TO DO: Are you able to quote each entry exactly as written?

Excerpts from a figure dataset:
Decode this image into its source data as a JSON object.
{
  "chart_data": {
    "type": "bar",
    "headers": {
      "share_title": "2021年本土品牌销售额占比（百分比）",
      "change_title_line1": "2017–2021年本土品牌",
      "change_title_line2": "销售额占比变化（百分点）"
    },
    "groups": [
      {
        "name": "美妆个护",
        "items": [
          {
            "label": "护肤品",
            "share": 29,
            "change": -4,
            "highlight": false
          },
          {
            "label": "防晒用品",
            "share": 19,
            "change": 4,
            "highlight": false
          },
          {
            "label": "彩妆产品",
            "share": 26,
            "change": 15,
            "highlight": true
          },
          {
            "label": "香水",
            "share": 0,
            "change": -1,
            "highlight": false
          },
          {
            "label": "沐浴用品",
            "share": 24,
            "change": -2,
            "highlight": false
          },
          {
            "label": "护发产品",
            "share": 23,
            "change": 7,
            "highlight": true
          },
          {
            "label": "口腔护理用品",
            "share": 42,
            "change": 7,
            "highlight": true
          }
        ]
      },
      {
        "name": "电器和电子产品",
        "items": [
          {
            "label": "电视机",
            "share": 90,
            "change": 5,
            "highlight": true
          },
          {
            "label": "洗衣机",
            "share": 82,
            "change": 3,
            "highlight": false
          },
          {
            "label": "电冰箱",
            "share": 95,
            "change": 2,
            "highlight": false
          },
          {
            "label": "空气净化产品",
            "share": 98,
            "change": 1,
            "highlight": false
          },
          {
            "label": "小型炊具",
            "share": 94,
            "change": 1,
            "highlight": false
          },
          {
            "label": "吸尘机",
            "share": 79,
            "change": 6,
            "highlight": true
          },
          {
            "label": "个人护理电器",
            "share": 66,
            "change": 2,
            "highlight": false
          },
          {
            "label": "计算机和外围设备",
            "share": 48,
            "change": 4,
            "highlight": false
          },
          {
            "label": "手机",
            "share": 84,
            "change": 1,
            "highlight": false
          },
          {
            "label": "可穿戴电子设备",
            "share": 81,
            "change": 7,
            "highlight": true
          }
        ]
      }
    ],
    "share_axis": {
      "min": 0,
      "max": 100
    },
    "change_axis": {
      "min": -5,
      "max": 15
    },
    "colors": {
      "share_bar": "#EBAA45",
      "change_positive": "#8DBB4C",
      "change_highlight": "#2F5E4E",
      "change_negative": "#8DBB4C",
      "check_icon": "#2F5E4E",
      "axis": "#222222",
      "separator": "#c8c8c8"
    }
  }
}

COMPLETE ANSWER:
Decode this image into its source data as a JSON object.
{
  "chart_data": {
    "type": "bar",
    "headers": {
      "share_title": "2021年本土品牌销售额占比（百分比）",
      "change_title_line1": "2017–2021年本土品牌",
      "change_title_line2": "销售额占比变化（百分点）"
    },
    "groups": [
      {
        "name": "美妆个护",
        "items": [
          {
            "label": "护肤品",
            "share": 29,
            "change": -4,
            "highlight": false
          },
          {
            "label": "防晒用品",
            "share": 19,
            "change": 4,
            "highlight": false
          },
          {
            "label": "彩妆产品",
            "share": 26,
            "change": 15,
            "highlight": true
          },
          {
            "label": "香水",
            "share": 0,
            "change": -1,
            "highlight": false
          },
          {
            "label": "沐浴用品",
            "share": 24,
            "change": -2,
            "highlight": false
          },
          {
            "label": "护发产品",
            "share": 23,
            "change": 7,
            "highlight": true
          },
          {
            "label": "口腔护理用品",
            "share": 42,
            "change": 7,
            "highlight": true
          }
        ]
      },
      {
        "name": "电器和电子产品",
        "items": [
          {
            "label": "电视机",
            "share": 90,
            "change": 5,
            "highlight": true
          },
          {
            "label": "洗衣机",
            "share": 82,
            "change": 3,
            "highlight": false
          },
          {
            "label": "电冰箱",
            "share": 95,
            "change": 2,
            "highlight": false
          },
          {
            "label": "空气净化产品",
            "share": 98,
            "change": 1,
            "highlight": false
          },
          {
            "label": "小型炊具",
            "share": 94,
            "change": 1,
            "highlight": false
          },
          {
            "label": "吸尘机",
            "share": 79,
            "change": 6,
            "highlight": true
          },
          {
            "label": "个人护理电器",
            "share": 66,
            "change": 2,
            "highlight": false
          },
          {
            "label": "计算机和外围设备",
            "share": 48,
            "change": 4,
            "highlight": false
          },
          {
            "label": "手机",
            "share": 84,
            "change": 1,
            "highlight": false
          },
          {
            "label": "可穿戴电子设备",
            "share": 81,
            "change": 7,
            "highlight": true
          }
        ]
      }
    ],
    "share_axis": {
      "min": 0,
      "max": 100
    },
    "change_axis": {
      "min": -5,
      "max": 15
    },
    "colors": {
      "share_bar": "#EBAA45",
      "change_positive": "#8DBB4C",
      "change_highlight": "#2F5E4E",
      "change_negative": "#8DBB4C",
      "check_icon": "#2F5E4E",
      "axis": "#222222",
      "separator": "#c8c8c8"
    }
  }
}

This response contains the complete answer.